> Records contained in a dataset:
________________________

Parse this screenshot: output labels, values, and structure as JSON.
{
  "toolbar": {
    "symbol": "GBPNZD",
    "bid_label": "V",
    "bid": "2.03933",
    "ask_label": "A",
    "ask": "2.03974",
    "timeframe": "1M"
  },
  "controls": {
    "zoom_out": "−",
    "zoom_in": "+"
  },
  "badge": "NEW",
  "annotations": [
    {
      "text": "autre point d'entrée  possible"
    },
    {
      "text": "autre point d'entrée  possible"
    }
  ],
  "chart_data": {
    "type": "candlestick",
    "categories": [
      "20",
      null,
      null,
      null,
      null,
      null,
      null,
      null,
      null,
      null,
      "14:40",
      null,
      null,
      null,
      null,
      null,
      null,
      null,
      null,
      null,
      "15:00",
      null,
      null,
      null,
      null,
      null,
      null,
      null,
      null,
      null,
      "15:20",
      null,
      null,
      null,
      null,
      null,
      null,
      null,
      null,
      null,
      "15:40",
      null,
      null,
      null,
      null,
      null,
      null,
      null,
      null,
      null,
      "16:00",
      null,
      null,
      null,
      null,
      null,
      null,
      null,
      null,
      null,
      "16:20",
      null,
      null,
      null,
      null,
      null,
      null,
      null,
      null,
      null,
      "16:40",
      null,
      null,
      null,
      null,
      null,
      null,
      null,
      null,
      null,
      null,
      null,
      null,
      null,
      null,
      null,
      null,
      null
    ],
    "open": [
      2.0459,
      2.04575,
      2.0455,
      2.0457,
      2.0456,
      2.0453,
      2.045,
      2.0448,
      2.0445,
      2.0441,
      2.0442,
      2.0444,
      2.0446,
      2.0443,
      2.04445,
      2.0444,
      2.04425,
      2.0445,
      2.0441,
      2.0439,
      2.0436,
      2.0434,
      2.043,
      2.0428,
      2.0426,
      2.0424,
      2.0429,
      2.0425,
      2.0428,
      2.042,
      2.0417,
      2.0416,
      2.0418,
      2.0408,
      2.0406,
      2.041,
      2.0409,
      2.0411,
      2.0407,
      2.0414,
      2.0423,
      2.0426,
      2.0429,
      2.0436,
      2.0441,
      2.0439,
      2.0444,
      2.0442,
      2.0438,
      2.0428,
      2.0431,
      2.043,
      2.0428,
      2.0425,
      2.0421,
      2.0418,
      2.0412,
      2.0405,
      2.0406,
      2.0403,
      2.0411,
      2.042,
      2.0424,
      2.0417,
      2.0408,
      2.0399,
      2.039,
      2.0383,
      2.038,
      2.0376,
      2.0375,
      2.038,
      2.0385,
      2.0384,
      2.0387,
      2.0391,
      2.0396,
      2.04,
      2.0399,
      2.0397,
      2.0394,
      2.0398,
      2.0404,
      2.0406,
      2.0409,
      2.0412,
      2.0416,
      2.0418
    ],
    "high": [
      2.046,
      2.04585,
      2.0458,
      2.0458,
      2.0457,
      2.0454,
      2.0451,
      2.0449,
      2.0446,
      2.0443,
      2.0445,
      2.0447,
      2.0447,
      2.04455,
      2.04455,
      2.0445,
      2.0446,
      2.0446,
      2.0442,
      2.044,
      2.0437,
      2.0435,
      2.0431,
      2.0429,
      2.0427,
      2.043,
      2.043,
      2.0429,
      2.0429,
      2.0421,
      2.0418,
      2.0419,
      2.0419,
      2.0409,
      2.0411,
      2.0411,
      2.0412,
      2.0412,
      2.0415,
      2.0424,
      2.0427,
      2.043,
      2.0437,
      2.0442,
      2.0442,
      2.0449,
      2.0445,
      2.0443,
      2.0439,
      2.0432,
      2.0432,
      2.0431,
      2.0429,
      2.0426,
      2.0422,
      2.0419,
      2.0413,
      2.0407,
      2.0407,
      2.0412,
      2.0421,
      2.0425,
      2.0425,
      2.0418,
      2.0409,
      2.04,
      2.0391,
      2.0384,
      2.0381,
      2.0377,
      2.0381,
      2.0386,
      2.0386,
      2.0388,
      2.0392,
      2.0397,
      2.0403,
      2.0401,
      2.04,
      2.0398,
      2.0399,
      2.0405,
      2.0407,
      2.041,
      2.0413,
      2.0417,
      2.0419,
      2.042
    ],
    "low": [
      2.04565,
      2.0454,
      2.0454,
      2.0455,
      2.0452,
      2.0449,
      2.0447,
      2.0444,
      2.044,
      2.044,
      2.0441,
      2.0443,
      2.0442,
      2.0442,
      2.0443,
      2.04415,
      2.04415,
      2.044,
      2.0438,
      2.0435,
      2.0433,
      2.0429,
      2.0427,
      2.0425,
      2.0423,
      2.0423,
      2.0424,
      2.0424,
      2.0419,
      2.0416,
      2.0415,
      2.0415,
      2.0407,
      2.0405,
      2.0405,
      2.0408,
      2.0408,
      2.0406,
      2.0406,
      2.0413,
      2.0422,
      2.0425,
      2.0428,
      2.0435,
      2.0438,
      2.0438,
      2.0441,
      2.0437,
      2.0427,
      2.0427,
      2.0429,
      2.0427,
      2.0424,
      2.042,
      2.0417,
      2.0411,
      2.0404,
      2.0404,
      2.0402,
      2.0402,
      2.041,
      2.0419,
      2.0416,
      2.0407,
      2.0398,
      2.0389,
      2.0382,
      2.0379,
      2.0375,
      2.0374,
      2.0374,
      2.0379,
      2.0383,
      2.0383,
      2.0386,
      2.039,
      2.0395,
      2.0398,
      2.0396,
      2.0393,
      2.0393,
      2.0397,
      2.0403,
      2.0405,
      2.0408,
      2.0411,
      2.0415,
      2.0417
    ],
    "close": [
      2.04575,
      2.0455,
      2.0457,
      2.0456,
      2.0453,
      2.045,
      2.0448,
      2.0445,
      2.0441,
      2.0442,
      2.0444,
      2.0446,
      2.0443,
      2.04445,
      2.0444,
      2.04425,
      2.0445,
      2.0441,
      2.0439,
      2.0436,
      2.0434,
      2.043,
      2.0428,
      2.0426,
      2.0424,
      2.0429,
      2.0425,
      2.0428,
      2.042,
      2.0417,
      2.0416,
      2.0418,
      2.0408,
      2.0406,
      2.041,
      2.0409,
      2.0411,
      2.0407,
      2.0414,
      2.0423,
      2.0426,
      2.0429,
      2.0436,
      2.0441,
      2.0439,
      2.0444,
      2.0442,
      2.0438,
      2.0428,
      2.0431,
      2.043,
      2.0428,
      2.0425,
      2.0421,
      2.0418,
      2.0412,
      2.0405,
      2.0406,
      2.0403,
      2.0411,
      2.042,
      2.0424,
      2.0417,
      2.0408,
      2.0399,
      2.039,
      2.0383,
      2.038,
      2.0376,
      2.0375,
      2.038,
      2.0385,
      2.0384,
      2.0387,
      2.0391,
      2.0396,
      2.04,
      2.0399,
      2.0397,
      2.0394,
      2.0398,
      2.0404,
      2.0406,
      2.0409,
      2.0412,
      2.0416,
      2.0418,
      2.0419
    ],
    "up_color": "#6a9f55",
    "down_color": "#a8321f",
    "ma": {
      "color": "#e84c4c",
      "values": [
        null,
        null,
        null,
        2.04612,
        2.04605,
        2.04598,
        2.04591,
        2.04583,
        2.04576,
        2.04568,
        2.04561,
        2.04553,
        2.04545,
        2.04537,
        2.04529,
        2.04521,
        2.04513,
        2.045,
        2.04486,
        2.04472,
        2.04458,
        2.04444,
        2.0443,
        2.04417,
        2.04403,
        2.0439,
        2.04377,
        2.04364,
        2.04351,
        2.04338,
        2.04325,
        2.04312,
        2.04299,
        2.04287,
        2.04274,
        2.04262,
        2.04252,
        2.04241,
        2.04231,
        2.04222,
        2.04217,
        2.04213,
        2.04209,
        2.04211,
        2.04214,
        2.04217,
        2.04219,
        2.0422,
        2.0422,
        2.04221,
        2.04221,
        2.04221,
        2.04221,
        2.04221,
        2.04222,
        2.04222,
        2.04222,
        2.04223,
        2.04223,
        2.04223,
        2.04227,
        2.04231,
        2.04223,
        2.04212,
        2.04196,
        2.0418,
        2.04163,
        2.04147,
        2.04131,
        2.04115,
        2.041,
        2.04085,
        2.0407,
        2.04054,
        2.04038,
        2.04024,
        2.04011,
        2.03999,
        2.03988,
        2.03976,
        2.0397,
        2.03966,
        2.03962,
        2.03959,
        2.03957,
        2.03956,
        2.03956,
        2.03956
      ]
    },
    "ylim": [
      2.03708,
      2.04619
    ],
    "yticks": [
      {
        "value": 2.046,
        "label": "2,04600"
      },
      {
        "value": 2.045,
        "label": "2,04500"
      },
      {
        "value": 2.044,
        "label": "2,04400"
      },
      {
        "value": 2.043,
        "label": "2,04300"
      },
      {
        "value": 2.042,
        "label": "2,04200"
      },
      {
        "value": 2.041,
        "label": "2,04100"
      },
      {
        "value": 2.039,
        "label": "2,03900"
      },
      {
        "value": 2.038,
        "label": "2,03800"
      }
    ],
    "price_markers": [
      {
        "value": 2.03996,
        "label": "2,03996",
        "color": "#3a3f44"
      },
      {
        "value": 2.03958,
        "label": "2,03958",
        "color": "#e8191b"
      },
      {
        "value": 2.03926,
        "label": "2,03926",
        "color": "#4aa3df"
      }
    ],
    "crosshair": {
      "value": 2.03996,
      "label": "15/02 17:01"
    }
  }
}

________________________

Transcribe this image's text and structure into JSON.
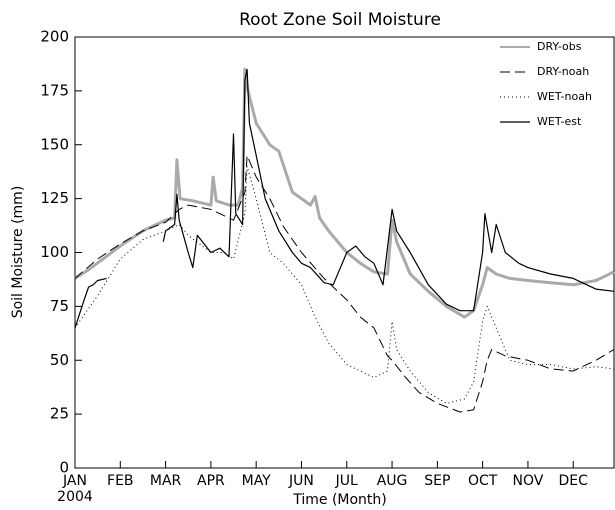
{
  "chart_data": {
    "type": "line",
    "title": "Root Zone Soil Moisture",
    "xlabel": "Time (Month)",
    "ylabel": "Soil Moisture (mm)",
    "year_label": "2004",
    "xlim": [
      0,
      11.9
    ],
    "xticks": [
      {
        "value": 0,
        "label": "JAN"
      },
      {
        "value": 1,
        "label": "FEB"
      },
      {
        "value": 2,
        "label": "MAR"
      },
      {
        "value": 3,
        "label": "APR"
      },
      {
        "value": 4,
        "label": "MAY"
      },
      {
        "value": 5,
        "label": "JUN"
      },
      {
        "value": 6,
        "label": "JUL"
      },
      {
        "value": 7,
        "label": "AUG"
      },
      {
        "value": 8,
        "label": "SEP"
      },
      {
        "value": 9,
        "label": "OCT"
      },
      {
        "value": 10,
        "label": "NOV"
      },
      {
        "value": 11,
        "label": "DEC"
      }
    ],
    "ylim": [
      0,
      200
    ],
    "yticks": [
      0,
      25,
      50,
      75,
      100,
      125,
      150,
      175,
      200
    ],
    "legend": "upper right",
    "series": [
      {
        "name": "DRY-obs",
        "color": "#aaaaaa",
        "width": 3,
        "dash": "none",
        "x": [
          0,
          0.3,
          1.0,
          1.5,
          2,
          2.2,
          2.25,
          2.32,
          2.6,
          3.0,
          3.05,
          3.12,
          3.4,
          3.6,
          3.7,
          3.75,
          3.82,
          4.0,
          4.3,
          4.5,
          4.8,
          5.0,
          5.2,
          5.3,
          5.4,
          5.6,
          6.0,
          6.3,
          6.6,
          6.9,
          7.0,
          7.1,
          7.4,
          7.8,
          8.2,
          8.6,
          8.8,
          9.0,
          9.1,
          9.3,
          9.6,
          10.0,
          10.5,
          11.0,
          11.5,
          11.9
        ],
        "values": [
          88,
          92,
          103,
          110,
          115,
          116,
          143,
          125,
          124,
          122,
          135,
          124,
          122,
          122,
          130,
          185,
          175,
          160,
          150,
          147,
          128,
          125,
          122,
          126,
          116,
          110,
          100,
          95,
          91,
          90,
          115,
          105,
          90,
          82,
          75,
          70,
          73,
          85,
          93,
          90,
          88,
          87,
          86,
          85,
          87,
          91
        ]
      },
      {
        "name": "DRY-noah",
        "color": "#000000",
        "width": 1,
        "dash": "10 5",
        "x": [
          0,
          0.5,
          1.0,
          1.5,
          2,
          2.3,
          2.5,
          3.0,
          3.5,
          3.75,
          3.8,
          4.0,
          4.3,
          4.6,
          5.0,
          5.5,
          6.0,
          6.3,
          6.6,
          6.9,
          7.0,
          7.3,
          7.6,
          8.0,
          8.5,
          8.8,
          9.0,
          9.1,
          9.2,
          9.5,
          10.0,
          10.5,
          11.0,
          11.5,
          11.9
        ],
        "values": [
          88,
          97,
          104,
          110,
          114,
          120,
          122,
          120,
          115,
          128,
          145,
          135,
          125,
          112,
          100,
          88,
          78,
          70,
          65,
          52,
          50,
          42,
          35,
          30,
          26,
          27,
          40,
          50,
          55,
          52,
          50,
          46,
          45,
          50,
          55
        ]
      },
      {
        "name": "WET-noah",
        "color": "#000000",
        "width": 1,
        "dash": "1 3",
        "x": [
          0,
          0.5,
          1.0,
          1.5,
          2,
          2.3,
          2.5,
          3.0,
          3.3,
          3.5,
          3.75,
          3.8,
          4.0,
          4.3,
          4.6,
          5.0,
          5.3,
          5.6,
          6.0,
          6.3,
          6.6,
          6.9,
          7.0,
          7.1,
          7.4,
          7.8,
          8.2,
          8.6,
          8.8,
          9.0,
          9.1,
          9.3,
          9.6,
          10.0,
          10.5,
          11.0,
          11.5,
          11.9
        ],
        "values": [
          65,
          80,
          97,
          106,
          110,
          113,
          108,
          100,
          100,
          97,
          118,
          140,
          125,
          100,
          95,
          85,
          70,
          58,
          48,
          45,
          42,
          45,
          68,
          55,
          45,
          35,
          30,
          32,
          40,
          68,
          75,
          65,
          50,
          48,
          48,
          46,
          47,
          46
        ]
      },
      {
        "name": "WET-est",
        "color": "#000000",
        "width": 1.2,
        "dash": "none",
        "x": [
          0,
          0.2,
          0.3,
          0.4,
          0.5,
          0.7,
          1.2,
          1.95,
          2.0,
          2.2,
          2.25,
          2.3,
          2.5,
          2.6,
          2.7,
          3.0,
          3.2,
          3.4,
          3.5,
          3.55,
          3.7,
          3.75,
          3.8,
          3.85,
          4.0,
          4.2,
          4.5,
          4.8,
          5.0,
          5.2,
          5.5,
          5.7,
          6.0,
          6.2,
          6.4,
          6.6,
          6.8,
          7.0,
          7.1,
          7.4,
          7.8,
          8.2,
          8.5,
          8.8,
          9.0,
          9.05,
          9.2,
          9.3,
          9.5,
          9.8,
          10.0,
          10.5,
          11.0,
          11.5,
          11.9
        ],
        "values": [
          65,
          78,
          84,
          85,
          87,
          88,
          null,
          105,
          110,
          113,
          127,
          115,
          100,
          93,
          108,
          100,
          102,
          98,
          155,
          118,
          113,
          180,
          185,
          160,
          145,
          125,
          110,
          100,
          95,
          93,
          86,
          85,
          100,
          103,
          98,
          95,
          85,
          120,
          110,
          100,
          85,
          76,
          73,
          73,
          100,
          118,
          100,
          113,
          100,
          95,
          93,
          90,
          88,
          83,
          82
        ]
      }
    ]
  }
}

________________________

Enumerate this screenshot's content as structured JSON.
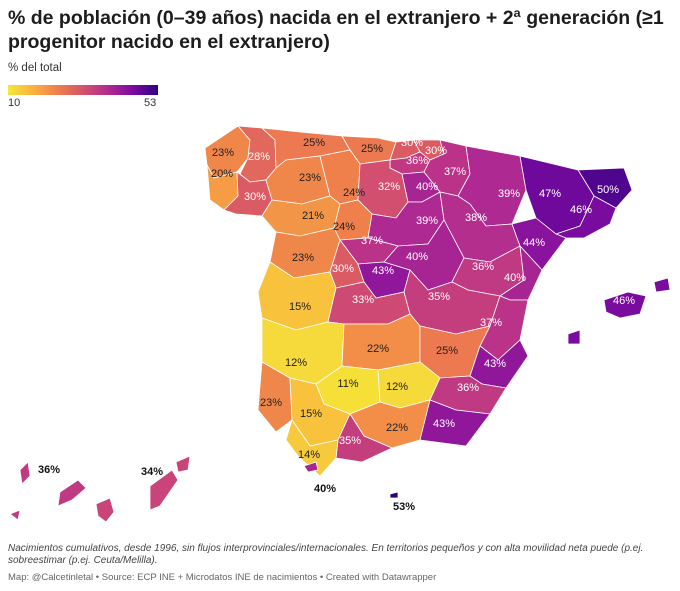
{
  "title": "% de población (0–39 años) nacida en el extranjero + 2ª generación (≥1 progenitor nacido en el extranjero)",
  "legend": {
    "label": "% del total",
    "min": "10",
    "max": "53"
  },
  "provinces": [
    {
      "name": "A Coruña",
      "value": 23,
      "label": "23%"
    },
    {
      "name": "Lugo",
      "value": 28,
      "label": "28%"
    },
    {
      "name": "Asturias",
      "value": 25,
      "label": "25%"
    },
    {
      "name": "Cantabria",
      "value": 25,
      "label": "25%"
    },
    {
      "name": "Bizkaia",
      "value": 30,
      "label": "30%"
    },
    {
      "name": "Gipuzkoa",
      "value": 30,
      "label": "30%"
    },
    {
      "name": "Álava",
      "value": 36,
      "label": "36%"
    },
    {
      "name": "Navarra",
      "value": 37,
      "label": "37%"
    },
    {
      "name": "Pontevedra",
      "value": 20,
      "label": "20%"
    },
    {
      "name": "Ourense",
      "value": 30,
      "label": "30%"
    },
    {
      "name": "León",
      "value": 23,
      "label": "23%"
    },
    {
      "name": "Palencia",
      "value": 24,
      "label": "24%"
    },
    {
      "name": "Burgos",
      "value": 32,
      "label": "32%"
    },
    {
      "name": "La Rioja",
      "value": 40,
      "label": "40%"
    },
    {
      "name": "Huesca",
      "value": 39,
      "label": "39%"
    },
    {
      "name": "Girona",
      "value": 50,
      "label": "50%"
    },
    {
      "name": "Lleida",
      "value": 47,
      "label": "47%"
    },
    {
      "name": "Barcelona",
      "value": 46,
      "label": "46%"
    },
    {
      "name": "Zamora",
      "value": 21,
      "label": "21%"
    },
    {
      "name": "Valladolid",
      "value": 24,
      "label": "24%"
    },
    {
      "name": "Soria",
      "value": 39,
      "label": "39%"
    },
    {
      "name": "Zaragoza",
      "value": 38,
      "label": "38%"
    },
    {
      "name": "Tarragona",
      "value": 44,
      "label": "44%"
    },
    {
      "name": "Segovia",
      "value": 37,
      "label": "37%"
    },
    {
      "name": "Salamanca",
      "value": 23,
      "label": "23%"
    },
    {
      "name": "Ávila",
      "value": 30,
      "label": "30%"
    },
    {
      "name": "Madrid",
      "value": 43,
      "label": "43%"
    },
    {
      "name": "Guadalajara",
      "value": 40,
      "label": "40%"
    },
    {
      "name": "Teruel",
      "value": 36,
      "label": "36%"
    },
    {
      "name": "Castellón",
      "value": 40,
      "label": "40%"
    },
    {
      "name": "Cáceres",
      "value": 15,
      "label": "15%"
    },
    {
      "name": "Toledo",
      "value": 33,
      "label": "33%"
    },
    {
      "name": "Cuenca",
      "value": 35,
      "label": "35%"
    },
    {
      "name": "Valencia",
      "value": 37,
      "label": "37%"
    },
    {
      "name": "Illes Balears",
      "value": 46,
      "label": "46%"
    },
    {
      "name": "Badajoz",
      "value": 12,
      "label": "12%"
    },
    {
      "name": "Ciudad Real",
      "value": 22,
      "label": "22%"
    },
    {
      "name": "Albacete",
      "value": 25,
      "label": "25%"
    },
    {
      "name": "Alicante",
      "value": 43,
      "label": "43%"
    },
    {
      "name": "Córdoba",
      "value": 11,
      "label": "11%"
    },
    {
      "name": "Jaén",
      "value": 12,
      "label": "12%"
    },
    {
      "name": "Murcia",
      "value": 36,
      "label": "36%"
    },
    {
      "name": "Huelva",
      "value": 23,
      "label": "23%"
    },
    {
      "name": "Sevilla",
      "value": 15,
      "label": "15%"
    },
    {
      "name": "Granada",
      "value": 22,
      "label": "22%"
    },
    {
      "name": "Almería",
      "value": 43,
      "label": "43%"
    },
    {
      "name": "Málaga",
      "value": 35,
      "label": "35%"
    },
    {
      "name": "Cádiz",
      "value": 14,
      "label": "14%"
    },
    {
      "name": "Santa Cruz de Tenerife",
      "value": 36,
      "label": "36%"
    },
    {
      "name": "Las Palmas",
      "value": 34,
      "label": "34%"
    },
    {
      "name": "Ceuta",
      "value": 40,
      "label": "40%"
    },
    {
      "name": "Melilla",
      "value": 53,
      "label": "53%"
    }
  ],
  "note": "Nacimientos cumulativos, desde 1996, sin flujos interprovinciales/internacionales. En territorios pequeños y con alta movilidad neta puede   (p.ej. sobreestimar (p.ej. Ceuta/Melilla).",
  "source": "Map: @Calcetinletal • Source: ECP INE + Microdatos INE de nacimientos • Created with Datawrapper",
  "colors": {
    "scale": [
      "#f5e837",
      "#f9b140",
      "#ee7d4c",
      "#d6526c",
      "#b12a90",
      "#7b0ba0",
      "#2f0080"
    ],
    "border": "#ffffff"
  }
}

________________________

> EXERCISE AIM: Go through the records and gather the lines that hold "title".

> EXERCISE RESPONSE:
    "title": "Root Zone Soil Moisture",
  "title": "% de población (0–39 años) nacida en el extranjero + 2ª generación (≥1 progenitor nacido en el extranjero)",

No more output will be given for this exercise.